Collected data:
++++++++++
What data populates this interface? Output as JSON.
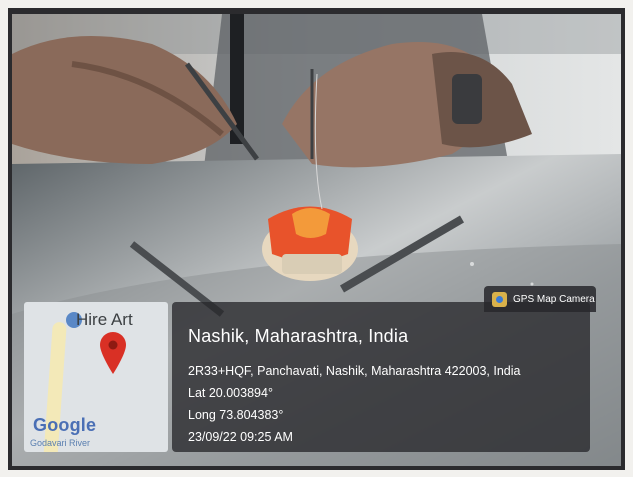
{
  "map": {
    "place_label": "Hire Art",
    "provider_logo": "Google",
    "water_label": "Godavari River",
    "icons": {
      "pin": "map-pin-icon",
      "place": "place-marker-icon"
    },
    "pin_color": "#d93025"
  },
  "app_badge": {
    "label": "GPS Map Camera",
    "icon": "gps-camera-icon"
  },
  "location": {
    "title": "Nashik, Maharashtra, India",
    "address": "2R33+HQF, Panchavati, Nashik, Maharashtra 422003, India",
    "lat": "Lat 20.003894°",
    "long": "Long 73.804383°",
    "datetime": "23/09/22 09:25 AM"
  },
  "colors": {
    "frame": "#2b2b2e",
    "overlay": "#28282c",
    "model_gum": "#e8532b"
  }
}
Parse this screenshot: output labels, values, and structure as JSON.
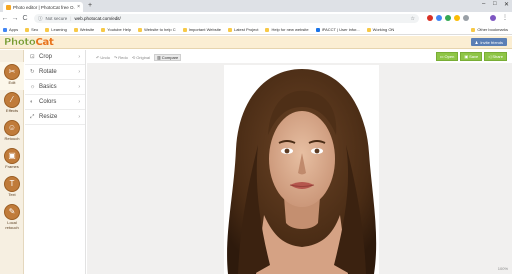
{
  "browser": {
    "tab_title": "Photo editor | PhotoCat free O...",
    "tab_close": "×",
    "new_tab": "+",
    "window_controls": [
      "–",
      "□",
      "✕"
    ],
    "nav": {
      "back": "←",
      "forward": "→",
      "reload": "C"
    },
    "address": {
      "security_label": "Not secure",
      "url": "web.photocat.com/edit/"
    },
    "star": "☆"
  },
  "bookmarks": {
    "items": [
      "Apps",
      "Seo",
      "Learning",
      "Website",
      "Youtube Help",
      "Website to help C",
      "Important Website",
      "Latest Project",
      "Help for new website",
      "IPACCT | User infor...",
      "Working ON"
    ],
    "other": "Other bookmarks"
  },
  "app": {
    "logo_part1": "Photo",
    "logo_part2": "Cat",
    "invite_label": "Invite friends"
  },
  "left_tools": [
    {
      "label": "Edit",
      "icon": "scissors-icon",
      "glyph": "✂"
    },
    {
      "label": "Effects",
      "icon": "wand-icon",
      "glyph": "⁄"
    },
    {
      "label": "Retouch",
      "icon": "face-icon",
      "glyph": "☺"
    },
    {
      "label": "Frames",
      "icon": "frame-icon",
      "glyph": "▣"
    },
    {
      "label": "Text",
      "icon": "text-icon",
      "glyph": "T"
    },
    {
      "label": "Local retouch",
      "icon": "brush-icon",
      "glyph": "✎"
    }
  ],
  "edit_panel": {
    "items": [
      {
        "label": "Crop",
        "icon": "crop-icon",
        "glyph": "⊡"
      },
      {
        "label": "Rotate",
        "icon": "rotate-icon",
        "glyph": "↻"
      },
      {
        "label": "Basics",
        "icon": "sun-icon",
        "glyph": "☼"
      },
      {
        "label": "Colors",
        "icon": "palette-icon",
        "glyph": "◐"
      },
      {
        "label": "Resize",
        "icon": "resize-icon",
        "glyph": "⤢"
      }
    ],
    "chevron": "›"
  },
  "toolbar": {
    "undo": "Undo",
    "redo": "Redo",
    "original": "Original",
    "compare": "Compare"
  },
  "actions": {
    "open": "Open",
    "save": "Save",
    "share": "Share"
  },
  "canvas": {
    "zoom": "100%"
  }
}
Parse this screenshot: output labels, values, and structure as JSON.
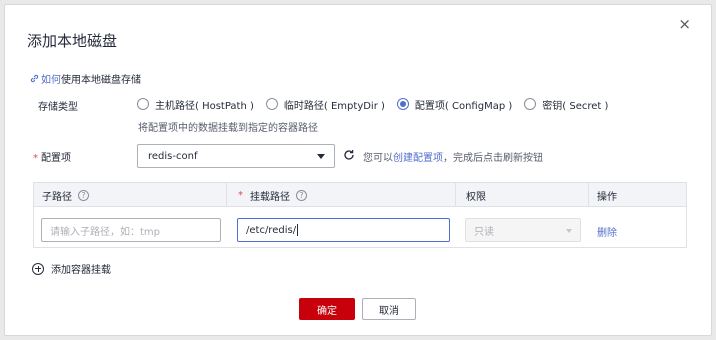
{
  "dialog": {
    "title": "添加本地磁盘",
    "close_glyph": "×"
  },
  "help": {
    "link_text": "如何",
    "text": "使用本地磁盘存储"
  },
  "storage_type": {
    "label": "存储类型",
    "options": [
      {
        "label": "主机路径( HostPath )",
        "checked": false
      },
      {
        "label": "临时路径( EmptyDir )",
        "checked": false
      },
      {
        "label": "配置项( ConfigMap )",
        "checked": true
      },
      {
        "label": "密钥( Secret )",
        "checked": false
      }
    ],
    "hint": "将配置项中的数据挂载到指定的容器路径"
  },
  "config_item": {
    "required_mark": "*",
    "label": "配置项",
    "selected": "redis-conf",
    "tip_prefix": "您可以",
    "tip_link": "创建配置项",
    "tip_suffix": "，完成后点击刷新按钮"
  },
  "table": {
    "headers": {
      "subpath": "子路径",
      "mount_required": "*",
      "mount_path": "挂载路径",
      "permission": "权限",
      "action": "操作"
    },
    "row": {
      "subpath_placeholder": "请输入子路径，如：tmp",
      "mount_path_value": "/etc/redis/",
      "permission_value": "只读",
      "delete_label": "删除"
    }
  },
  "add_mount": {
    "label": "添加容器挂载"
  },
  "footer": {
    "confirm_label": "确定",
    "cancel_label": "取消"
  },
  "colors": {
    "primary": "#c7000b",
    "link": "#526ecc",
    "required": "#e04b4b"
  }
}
++++++++++
_Task objective:_ Reproduce the material in full, word for word, and omit the pictures.

_Exercise response:_
What data populates this interface? Output as JSON.
{
  "map": {
    "place_label": "Hire Art",
    "provider_logo": "Google",
    "water_label": "Godavari River",
    "icons": {
      "pin": "map-pin-icon",
      "place": "place-marker-icon"
    },
    "pin_color": "#d93025"
  },
  "app_badge": {
    "label": "GPS Map Camera",
    "icon": "gps-camera-icon"
  },
  "location": {
    "title": "Nashik, Maharashtra, India",
    "address": "2R33+HQF, Panchavati, Nashik, Maharashtra 422003, India",
    "lat": "Lat 20.003894°",
    "long": "Long 73.804383°",
    "datetime": "23/09/22 09:25 AM"
  },
  "colors": {
    "frame": "#2b2b2e",
    "overlay": "#28282c",
    "model_gum": "#e8532b"
  }
}
Parse this screenshot: output labels, values, and structure as JSON.
{
  "browser": {
    "tab_title": "Photo editor | PhotoCat free O...",
    "tab_close": "×",
    "new_tab": "+",
    "window_controls": [
      "–",
      "□",
      "✕"
    ],
    "nav": {
      "back": "←",
      "forward": "→",
      "reload": "C"
    },
    "address": {
      "security_label": "Not secure",
      "url": "web.photocat.com/edit/"
    },
    "star": "☆"
  },
  "bookmarks": {
    "items": [
      "Apps",
      "Seo",
      "Learning",
      "Website",
      "Youtube Help",
      "Website to help C",
      "Important Website",
      "Latest Project",
      "Help for new website",
      "IPACCT | User infor...",
      "Working ON"
    ],
    "other": "Other bookmarks"
  },
  "app": {
    "logo_part1": "Photo",
    "logo_part2": "Cat",
    "invite_label": "Invite friends"
  },
  "left_tools": [
    {
      "label": "Edit",
      "icon": "scissors-icon",
      "glyph": "✂"
    },
    {
      "label": "Effects",
      "icon": "wand-icon",
      "glyph": "⁄"
    },
    {
      "label": "Retouch",
      "icon": "face-icon",
      "glyph": "☺"
    },
    {
      "label": "Frames",
      "icon": "frame-icon",
      "glyph": "▣"
    },
    {
      "label": "Text",
      "icon": "text-icon",
      "glyph": "T"
    },
    {
      "label": "Local retouch",
      "icon": "brush-icon",
      "glyph": "✎"
    }
  ],
  "edit_panel": {
    "items": [
      {
        "label": "Crop",
        "icon": "crop-icon",
        "glyph": "⊡"
      },
      {
        "label": "Rotate",
        "icon": "rotate-icon",
        "glyph": "↻"
      },
      {
        "label": "Basics",
        "icon": "sun-icon",
        "glyph": "☼"
      },
      {
        "label": "Colors",
        "icon": "palette-icon",
        "glyph": "◐"
      },
      {
        "label": "Resize",
        "icon": "resize-icon",
        "glyph": "⤢"
      }
    ],
    "chevron": "›"
  },
  "toolbar": {
    "undo": "Undo",
    "redo": "Redo",
    "original": "Original",
    "compare": "Compare"
  },
  "actions": {
    "open": "Open",
    "save": "Save",
    "share": "Share"
  },
  "canvas": {
    "zoom": "100%"
  }
}
Parse this screenshot: output labels, values, and structure as JSON.
{
  "dialog": {
    "title": "添加本地磁盘",
    "close_glyph": "×"
  },
  "help": {
    "link_text": "如何",
    "text": "使用本地磁盘存储"
  },
  "storage_type": {
    "label": "存储类型",
    "options": [
      {
        "label": "主机路径( HostPath )",
        "checked": false
      },
      {
        "label": "临时路径( EmptyDir )",
        "checked": false
      },
      {
        "label": "配置项( ConfigMap )",
        "checked": true
      },
      {
        "label": "密钥( Secret )",
        "checked": false
      }
    ],
    "hint": "将配置项中的数据挂载到指定的容器路径"
  },
  "config_item": {
    "required_mark": "*",
    "label": "配置项",
    "selected": "redis-conf",
    "tip_prefix": "您可以",
    "tip_link": "创建配置项",
    "tip_suffix": "，完成后点击刷新按钮"
  },
  "table": {
    "headers": {
      "subpath": "子路径",
      "mount_required": "*",
      "mount_path": "挂载路径",
      "permission": "权限",
      "action": "操作"
    },
    "row": {
      "subpath_placeholder": "请输入子路径，如：tmp",
      "mount_path_value": "/etc/redis/",
      "permission_value": "只读",
      "delete_label": "删除"
    }
  },
  "add_mount": {
    "label": "添加容器挂载"
  },
  "footer": {
    "confirm_label": "确定",
    "cancel_label": "取消"
  },
  "colors": {
    "primary": "#c7000b",
    "link": "#526ecc",
    "required": "#e04b4b"
  }
}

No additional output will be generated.